Go through the listing below and gather every line with the word "opted".

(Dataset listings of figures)
========================

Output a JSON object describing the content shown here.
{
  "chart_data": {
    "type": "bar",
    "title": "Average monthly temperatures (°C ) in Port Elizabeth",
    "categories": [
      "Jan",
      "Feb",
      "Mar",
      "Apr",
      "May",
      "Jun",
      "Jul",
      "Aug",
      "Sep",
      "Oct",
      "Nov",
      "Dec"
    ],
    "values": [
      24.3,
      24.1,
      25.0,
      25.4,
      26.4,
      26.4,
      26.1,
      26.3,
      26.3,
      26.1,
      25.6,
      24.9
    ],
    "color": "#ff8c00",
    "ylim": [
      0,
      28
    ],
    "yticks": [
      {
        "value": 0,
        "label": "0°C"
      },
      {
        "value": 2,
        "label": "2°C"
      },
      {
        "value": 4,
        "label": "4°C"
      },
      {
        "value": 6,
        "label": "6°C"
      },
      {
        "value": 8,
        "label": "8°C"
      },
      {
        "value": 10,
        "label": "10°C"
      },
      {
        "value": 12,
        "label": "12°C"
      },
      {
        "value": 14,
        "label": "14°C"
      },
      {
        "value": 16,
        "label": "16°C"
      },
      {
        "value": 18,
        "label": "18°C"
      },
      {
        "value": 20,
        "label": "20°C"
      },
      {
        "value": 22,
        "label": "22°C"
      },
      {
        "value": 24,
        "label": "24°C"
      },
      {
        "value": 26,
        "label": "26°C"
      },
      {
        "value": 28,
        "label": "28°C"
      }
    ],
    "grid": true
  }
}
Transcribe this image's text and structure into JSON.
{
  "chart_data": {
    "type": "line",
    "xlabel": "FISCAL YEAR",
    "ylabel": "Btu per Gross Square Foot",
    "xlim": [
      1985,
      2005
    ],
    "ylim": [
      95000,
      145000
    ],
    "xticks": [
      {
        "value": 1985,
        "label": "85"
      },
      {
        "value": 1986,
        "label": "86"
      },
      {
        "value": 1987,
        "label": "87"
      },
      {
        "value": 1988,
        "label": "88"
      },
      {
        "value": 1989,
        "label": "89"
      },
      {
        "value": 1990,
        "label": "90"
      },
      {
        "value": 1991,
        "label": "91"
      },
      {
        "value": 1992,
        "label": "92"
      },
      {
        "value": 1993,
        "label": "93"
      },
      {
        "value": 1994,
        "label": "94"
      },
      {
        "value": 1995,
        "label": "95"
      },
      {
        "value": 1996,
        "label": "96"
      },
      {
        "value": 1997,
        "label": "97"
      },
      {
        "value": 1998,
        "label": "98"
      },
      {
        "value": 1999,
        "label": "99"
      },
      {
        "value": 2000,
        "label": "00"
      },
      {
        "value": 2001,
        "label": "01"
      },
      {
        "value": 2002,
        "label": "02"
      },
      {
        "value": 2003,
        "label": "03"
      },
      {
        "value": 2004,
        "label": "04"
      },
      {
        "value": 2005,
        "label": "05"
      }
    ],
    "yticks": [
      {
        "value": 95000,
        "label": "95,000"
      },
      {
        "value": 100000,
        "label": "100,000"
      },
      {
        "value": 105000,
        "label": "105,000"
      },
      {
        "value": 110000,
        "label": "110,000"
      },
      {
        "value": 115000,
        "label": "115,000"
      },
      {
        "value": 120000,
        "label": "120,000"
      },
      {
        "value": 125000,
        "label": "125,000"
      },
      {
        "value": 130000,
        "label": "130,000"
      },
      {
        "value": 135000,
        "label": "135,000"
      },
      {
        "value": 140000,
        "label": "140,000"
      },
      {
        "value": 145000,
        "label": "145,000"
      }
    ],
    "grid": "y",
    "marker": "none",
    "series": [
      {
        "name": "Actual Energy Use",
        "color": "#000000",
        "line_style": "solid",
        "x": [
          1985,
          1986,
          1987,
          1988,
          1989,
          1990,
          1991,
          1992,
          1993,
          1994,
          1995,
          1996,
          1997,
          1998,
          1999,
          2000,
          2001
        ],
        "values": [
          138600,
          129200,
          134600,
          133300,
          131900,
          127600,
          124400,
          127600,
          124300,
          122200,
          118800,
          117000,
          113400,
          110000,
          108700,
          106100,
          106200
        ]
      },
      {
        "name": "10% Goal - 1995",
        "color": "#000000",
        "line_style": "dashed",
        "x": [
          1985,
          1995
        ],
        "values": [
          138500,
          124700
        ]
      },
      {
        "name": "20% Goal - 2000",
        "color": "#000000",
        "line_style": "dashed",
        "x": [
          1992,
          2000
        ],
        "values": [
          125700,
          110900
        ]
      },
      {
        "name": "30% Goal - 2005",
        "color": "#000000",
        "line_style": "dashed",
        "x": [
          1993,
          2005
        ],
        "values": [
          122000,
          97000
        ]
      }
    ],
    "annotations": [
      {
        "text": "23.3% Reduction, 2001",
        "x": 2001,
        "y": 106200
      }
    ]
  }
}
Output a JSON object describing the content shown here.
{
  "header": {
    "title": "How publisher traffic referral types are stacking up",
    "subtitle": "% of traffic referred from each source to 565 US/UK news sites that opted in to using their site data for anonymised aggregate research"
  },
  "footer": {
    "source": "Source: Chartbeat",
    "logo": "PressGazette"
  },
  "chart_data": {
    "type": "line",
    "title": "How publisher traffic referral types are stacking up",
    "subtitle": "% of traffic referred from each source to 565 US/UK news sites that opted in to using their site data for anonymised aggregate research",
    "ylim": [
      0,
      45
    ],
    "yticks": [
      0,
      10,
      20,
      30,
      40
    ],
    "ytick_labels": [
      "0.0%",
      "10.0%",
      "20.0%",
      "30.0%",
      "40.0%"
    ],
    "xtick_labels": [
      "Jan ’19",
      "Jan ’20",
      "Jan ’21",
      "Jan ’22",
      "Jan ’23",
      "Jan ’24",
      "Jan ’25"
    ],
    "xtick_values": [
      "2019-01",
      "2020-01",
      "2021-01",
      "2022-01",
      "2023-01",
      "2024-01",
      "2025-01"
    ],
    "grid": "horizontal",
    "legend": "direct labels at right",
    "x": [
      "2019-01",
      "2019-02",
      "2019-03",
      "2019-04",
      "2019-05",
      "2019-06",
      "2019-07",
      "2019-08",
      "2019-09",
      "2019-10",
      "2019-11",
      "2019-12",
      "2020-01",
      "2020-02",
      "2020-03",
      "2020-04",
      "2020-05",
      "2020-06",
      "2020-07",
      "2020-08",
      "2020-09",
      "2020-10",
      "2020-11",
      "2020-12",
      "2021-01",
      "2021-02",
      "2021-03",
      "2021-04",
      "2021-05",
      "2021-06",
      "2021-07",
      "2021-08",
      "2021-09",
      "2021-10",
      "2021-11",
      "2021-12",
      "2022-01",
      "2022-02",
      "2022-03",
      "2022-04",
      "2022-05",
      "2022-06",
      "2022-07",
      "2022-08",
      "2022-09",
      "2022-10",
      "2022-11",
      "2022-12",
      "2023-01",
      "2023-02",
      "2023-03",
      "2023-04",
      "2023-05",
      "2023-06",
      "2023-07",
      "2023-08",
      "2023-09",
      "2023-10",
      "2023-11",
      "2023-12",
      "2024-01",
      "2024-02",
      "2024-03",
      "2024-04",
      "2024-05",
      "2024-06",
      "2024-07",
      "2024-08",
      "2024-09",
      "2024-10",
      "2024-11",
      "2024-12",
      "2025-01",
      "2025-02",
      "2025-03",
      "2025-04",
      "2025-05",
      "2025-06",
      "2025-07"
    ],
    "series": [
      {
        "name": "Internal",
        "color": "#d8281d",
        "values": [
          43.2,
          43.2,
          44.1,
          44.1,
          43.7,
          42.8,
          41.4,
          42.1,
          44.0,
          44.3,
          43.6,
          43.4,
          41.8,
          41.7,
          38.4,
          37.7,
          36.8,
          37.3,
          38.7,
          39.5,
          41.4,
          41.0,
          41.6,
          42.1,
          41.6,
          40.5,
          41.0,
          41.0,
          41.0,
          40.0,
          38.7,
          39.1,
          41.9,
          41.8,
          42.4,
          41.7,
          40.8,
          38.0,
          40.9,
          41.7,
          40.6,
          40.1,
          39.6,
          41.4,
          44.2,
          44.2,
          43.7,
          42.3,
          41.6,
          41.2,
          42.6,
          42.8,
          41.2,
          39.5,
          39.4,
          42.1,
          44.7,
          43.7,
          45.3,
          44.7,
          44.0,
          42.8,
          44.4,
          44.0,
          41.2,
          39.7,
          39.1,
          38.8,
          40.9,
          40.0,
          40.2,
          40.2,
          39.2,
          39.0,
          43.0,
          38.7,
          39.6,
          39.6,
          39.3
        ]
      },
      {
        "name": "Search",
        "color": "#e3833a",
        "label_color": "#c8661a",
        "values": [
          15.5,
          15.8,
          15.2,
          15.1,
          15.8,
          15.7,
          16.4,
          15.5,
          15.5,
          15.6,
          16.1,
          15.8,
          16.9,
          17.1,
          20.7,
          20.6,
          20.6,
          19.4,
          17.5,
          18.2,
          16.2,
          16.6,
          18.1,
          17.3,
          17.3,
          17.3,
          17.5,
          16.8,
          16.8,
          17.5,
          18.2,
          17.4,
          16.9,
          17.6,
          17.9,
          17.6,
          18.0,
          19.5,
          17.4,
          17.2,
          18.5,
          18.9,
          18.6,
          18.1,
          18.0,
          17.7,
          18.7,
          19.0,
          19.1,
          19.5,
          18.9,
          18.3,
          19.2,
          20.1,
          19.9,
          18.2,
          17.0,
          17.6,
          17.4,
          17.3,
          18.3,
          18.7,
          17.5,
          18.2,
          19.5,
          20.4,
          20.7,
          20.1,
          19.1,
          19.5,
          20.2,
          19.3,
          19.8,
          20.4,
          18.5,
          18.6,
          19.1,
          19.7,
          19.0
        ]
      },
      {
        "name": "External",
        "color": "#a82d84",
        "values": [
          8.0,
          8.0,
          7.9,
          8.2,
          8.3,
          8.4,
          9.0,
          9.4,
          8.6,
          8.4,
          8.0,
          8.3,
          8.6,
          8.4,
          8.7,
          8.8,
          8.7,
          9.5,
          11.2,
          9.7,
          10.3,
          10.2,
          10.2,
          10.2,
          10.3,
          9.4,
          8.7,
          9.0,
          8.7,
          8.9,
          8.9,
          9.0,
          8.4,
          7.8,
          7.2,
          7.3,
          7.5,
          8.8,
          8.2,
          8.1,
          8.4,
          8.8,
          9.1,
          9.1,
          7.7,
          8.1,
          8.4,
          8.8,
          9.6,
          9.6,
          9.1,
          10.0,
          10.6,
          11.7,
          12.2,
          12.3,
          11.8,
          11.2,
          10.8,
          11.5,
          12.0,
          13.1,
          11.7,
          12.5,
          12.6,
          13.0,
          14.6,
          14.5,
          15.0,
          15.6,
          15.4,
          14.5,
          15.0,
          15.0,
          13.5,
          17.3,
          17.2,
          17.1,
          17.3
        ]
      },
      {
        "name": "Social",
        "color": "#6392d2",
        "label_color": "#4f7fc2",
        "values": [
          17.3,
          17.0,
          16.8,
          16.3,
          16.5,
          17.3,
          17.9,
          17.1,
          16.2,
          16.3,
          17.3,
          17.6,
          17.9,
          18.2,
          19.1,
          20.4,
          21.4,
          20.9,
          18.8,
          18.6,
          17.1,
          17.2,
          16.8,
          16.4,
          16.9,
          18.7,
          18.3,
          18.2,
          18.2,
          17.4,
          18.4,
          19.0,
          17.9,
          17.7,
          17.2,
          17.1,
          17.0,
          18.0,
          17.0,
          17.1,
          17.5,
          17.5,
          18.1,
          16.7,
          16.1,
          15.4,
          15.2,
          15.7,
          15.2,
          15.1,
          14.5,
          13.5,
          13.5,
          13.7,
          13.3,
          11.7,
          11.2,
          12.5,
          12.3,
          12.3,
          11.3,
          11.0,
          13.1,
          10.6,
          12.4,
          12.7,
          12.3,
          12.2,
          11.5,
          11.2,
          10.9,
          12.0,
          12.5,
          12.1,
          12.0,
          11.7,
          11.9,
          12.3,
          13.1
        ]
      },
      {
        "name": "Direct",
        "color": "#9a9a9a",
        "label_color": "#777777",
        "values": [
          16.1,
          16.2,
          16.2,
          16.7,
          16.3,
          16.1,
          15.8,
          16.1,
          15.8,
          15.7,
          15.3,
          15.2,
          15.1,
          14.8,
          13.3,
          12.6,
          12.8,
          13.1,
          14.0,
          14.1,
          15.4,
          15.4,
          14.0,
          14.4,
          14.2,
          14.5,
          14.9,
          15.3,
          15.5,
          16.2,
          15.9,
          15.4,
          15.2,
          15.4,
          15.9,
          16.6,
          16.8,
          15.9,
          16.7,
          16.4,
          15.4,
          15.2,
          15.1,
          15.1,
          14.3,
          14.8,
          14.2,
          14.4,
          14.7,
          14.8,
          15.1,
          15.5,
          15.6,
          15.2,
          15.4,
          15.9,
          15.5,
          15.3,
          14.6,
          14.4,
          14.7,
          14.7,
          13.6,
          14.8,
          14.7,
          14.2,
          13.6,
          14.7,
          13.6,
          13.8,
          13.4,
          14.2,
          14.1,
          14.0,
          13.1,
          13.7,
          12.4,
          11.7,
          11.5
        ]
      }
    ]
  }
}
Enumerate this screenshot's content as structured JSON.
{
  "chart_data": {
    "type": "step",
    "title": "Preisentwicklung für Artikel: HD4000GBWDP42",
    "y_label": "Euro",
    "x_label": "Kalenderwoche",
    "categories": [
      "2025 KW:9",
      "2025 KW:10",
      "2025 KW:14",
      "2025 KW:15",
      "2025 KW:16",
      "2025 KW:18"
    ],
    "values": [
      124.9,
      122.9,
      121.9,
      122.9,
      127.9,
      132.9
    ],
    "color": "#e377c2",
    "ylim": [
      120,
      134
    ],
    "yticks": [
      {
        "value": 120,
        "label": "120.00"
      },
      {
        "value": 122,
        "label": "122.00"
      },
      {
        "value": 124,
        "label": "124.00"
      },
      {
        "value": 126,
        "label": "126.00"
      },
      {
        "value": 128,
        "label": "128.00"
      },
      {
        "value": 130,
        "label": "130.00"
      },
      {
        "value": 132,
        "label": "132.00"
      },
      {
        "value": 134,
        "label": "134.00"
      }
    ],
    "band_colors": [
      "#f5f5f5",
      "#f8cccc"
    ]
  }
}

========================

**Response to the task**
    "subtitle": "% of traffic referred from each source to 565 US/UK news sites that opted in to using their site data for anonymised aggregate research"
    "subtitle": "% of traffic referred from each source to 565 US/UK news sites that opted in to using their site data for anonymised aggregate research",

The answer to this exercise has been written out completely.